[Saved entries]
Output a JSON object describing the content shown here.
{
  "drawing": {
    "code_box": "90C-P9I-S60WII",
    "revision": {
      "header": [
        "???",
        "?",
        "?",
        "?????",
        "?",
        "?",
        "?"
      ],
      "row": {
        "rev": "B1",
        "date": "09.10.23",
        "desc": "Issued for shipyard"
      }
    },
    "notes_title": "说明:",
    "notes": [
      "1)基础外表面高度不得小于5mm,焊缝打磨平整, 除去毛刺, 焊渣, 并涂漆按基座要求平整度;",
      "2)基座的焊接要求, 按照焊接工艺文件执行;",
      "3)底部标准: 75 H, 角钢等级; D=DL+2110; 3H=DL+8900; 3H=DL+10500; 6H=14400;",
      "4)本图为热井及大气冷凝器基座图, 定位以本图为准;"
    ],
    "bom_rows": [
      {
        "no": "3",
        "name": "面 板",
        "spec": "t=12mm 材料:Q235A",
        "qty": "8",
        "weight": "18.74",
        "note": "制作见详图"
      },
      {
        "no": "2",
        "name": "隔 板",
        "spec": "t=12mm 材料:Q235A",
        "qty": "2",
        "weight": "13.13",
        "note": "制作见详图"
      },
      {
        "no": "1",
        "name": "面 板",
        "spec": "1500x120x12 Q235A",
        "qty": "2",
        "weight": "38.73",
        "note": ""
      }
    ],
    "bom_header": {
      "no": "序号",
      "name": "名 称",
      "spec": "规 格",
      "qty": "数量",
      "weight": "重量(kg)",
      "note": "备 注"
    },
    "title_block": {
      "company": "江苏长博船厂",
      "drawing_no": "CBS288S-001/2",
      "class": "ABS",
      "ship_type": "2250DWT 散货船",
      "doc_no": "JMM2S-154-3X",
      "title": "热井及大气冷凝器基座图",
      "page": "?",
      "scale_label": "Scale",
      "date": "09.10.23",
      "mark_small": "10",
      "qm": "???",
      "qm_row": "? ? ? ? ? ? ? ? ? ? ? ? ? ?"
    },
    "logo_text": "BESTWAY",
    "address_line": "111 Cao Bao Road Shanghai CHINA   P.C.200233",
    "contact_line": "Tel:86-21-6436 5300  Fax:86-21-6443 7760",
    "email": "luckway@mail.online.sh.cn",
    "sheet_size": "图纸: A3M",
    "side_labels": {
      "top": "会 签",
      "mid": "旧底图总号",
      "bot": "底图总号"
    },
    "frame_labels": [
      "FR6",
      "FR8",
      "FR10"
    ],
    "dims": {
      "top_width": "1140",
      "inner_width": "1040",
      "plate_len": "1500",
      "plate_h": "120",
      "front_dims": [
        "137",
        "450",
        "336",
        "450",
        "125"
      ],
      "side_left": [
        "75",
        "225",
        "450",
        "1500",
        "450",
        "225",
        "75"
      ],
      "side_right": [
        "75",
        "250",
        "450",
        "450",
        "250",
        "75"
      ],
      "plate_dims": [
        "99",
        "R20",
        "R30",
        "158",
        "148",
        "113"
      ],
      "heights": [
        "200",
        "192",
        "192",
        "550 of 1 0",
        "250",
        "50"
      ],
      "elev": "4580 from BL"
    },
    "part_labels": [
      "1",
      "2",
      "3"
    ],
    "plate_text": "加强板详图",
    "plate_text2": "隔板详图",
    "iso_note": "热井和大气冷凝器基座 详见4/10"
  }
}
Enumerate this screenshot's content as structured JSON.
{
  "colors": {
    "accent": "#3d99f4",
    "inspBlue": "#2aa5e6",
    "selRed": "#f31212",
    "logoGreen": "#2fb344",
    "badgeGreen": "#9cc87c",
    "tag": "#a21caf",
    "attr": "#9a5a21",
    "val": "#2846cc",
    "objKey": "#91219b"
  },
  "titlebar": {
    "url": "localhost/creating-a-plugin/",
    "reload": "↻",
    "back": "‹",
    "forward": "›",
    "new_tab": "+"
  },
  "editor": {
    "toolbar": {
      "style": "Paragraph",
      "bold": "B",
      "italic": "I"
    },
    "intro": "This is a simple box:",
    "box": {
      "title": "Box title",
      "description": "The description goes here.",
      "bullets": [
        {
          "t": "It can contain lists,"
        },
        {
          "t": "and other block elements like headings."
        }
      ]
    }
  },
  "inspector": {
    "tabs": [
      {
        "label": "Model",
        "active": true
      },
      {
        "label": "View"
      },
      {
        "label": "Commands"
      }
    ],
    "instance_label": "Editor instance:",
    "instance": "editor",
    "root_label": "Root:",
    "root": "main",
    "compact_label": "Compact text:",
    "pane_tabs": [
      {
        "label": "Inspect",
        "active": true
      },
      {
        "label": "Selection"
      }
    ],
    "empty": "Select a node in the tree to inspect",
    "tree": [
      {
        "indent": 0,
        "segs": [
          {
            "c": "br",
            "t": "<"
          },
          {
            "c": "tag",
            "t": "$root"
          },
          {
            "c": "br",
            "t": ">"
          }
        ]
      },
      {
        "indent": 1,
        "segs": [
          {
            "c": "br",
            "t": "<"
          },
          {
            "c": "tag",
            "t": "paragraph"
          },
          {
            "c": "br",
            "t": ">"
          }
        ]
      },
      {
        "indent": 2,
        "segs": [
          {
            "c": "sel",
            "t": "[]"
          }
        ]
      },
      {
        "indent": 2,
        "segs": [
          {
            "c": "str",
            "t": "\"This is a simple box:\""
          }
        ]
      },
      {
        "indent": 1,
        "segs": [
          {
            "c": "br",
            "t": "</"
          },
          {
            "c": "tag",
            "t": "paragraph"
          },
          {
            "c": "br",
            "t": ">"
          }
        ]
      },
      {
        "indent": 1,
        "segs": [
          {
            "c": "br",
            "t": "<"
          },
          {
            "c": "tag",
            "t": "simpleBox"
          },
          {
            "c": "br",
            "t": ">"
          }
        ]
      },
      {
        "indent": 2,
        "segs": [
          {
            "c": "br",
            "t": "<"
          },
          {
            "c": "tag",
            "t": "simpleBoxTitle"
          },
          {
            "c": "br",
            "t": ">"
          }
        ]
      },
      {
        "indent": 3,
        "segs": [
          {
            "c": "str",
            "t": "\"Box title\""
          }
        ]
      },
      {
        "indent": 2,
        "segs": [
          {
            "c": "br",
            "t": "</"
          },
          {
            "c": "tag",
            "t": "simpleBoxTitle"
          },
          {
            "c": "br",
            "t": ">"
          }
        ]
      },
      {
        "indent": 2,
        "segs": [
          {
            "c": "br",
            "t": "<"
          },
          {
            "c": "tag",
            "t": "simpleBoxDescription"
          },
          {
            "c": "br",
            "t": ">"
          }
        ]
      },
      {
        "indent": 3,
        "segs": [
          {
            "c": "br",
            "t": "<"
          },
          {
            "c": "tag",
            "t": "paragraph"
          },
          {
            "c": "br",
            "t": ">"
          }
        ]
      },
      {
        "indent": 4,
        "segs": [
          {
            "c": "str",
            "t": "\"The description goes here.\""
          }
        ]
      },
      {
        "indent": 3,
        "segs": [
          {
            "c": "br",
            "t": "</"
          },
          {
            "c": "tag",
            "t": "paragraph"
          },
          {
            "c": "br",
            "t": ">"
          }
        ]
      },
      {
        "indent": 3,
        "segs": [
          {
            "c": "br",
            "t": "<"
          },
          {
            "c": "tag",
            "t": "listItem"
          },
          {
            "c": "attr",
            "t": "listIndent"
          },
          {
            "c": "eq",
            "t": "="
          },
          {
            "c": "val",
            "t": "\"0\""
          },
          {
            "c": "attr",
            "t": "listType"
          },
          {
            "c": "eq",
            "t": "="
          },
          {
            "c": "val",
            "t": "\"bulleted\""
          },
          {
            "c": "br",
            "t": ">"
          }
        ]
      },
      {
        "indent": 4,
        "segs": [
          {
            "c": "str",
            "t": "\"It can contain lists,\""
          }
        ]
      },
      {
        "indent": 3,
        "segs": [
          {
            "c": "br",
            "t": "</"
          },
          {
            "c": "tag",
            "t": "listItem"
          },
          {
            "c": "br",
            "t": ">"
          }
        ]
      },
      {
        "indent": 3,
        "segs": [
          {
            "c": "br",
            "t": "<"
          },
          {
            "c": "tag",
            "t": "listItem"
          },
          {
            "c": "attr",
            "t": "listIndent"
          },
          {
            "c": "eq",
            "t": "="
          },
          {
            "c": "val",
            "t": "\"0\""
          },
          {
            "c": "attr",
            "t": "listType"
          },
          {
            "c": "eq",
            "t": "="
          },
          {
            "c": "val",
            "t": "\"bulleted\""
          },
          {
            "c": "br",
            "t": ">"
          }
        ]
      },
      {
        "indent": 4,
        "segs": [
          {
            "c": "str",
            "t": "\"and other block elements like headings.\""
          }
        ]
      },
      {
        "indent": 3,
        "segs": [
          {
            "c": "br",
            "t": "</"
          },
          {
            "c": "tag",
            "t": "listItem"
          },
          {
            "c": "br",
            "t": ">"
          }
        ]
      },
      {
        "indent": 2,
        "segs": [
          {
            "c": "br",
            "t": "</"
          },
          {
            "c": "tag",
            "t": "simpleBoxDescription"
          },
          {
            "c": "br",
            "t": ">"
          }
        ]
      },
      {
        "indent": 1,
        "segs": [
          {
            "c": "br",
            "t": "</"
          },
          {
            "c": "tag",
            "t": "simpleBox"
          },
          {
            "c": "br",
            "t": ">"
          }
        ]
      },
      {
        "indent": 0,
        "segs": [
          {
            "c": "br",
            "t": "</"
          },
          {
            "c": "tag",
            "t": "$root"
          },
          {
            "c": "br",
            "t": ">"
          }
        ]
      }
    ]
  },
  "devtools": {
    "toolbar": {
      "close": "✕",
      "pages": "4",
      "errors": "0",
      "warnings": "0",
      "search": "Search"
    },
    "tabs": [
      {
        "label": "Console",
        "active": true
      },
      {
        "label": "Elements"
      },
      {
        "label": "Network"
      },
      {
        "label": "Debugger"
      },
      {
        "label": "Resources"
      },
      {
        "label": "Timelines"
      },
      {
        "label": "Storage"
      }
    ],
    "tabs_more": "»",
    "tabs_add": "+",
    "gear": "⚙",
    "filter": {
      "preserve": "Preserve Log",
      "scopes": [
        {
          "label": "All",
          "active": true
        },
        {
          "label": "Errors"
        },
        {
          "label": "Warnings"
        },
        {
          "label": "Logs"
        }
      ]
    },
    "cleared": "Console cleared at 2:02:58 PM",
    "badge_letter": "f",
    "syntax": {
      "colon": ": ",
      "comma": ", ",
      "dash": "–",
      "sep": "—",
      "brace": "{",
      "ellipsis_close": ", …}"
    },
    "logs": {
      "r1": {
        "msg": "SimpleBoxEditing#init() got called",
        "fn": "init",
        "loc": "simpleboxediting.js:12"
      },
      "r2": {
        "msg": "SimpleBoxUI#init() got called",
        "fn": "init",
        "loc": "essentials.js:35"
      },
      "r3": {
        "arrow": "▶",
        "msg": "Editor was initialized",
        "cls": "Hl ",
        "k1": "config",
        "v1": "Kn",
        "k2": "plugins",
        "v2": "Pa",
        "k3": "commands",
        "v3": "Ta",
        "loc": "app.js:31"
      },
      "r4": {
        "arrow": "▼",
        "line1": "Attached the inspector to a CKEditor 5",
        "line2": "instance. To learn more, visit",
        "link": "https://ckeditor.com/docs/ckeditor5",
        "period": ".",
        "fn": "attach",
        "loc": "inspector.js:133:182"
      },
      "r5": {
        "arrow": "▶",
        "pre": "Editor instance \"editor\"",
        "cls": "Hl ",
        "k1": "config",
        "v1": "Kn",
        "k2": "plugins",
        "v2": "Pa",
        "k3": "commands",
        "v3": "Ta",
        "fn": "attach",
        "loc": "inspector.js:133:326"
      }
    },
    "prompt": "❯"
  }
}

Task to complete> Show every line that contains the word "inspector".

Exercise answer>
  "inspector": {
        "line1": "Attached the inspector to a CKEditor 5",
        "loc": "inspector.js:133:182"
        "loc": "inspector.js:133:326"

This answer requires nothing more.